Figure contents as structured data:
↓

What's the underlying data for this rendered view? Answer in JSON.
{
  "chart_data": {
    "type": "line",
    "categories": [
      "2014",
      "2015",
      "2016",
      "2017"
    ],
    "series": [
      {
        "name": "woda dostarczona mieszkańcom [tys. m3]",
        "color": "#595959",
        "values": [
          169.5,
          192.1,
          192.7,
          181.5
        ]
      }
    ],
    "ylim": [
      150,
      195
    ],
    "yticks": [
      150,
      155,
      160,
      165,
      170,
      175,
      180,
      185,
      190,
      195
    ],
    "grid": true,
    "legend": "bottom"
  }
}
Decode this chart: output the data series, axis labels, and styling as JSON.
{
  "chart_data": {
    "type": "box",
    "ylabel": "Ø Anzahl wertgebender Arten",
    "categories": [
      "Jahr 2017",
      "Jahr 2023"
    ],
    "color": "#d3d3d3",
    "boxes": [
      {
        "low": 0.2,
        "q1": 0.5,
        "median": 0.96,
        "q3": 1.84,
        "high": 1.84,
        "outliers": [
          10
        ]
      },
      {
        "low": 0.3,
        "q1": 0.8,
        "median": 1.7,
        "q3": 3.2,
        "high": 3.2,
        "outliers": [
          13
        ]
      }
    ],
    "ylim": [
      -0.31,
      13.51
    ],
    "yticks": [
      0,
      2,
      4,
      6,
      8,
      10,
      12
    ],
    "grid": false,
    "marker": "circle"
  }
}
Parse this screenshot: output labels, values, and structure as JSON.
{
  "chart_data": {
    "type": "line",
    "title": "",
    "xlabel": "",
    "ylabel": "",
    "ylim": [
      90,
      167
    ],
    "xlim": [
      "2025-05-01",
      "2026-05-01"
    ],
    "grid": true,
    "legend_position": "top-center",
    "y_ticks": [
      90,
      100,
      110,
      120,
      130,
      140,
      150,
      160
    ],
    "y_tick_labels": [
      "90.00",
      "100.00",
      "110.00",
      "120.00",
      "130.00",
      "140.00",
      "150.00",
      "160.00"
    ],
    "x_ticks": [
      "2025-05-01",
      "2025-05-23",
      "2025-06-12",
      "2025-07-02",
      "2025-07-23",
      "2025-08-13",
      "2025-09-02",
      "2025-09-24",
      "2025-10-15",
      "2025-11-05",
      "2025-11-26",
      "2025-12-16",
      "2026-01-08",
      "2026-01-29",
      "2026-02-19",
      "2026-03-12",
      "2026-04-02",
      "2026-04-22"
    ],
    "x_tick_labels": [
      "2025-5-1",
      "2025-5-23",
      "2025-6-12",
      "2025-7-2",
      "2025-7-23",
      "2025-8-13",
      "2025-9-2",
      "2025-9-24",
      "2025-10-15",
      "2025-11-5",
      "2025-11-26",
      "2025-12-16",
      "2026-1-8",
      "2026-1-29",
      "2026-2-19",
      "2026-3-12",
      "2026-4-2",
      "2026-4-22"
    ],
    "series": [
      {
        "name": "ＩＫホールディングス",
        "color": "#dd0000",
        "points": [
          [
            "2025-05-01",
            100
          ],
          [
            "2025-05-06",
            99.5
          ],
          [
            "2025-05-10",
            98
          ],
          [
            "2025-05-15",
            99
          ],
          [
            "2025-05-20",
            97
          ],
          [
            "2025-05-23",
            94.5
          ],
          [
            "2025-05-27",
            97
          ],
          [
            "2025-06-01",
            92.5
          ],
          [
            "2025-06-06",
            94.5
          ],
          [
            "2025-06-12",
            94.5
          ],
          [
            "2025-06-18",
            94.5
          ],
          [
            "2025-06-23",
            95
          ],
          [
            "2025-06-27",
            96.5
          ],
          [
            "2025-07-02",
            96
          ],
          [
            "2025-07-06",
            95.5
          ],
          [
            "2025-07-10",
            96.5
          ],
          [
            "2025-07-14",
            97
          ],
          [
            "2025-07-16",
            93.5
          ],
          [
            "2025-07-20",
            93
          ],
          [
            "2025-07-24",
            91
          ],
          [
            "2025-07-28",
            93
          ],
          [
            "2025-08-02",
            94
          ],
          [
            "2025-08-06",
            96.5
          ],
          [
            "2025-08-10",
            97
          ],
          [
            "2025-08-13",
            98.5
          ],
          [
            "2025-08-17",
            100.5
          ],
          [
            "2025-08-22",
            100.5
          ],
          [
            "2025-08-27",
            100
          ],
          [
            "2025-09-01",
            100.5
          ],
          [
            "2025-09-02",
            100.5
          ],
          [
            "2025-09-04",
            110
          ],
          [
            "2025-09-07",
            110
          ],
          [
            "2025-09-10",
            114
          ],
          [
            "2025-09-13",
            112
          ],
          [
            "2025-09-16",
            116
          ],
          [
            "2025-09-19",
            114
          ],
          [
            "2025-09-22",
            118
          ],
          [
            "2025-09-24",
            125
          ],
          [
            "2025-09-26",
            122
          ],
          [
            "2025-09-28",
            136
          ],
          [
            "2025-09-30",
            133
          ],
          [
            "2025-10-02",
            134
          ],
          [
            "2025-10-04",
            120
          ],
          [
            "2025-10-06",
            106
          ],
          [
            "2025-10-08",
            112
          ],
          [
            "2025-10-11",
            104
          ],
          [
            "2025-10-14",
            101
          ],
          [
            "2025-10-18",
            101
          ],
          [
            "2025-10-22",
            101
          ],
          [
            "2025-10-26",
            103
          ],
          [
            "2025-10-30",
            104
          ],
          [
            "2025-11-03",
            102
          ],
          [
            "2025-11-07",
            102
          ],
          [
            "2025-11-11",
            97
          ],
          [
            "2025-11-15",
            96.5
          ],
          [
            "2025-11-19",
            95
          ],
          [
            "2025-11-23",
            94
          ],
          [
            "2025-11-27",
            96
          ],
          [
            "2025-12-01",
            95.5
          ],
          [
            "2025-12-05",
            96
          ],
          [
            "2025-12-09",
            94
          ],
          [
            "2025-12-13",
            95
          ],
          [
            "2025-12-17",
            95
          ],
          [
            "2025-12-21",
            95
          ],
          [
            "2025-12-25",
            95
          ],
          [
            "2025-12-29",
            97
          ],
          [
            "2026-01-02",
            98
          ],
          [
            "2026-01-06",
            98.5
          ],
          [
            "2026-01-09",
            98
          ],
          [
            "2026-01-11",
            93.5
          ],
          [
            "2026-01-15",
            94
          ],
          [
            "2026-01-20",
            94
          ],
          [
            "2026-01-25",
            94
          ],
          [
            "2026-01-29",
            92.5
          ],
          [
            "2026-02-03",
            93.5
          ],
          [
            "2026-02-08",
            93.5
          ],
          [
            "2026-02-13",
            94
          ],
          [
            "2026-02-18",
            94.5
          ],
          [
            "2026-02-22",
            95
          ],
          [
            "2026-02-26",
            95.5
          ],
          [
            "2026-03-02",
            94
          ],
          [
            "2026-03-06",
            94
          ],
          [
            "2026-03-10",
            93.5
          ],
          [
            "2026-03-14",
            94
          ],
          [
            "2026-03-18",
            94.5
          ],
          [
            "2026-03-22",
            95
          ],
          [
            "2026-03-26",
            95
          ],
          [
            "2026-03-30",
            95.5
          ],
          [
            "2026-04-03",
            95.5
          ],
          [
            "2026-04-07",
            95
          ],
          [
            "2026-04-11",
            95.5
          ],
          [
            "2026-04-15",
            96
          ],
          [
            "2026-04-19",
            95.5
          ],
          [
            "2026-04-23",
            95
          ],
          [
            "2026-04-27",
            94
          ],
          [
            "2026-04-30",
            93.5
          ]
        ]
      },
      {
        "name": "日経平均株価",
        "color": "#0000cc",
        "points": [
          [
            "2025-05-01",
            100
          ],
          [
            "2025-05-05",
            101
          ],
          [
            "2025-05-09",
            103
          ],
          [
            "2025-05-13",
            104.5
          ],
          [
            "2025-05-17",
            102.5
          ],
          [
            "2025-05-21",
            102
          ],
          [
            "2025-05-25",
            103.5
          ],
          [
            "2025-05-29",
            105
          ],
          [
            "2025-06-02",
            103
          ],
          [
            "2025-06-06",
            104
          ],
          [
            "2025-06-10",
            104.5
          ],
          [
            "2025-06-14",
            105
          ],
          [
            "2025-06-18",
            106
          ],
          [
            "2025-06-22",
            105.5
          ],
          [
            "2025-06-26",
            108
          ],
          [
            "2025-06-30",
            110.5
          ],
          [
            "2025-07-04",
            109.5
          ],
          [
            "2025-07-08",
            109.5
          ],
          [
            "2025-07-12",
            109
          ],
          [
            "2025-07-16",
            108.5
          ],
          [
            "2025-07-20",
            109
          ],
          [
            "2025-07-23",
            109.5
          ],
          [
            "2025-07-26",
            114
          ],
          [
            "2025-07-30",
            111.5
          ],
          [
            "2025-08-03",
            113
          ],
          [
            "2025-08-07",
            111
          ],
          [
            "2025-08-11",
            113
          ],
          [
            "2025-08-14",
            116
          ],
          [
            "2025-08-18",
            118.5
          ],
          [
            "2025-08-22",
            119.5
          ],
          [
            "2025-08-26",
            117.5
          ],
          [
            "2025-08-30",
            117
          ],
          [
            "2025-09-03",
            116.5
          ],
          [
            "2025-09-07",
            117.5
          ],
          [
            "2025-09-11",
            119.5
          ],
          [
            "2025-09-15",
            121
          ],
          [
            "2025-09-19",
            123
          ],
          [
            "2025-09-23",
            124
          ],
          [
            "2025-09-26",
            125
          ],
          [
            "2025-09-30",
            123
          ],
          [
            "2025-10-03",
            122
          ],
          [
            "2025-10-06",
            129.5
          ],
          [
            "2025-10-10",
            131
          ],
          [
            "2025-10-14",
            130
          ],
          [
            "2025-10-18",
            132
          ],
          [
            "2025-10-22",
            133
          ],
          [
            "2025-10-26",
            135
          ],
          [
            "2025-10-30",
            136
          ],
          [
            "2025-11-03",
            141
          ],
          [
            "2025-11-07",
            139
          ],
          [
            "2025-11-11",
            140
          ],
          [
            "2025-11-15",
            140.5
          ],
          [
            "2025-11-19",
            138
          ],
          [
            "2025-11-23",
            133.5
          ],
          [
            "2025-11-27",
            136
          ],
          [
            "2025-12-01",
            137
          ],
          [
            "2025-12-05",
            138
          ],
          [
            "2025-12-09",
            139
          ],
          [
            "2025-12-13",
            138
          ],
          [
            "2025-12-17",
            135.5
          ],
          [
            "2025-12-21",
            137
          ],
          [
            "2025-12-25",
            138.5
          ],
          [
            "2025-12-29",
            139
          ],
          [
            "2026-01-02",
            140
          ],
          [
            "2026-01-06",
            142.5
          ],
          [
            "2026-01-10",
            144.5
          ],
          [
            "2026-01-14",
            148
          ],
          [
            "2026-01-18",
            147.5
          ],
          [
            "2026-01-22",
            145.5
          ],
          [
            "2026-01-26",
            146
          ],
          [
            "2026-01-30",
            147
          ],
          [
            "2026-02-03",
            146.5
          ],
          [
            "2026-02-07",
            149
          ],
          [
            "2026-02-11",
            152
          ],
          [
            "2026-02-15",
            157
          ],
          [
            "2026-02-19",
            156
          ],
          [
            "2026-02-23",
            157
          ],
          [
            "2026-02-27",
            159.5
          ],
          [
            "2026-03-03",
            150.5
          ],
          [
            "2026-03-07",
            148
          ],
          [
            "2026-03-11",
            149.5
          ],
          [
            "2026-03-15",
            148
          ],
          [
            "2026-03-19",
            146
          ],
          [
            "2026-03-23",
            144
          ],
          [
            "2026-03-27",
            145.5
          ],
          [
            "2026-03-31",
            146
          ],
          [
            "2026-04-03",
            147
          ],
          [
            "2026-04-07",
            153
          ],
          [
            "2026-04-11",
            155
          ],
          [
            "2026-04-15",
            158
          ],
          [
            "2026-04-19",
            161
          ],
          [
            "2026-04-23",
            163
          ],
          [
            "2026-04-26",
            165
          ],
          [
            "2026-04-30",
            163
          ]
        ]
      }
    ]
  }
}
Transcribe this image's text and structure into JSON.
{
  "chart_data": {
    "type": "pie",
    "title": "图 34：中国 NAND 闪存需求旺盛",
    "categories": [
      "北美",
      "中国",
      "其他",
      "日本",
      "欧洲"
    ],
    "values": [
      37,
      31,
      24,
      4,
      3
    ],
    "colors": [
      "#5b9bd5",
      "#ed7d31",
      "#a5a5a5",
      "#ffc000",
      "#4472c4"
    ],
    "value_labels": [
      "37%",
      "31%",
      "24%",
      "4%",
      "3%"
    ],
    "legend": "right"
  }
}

↑

**Short task**
Reproduce exactly the lines from the one with "Transcribe this image's" through the end of the entries above, both ends included.

**Answer to this problem**
Transcribe this image's text and structure into JSON.
{
  "chart_data": {
    "type": "pie",
    "title": "图 34：中国 NAND 闪存需求旺盛",
    "categories": [
      "北美",
      "中国",
      "其他",
      "日本",
      "欧洲"
    ],
    "values": [
      37,
      31,
      24,
      4,
      3
    ],
    "colors": [
      "#5b9bd5",
      "#ed7d31",
      "#a5a5a5",
      "#ffc000",
      "#4472c4"
    ],
    "value_labels": [
      "37%",
      "31%",
      "24%",
      "4%",
      "3%"
    ],
    "legend": "right"
  }
}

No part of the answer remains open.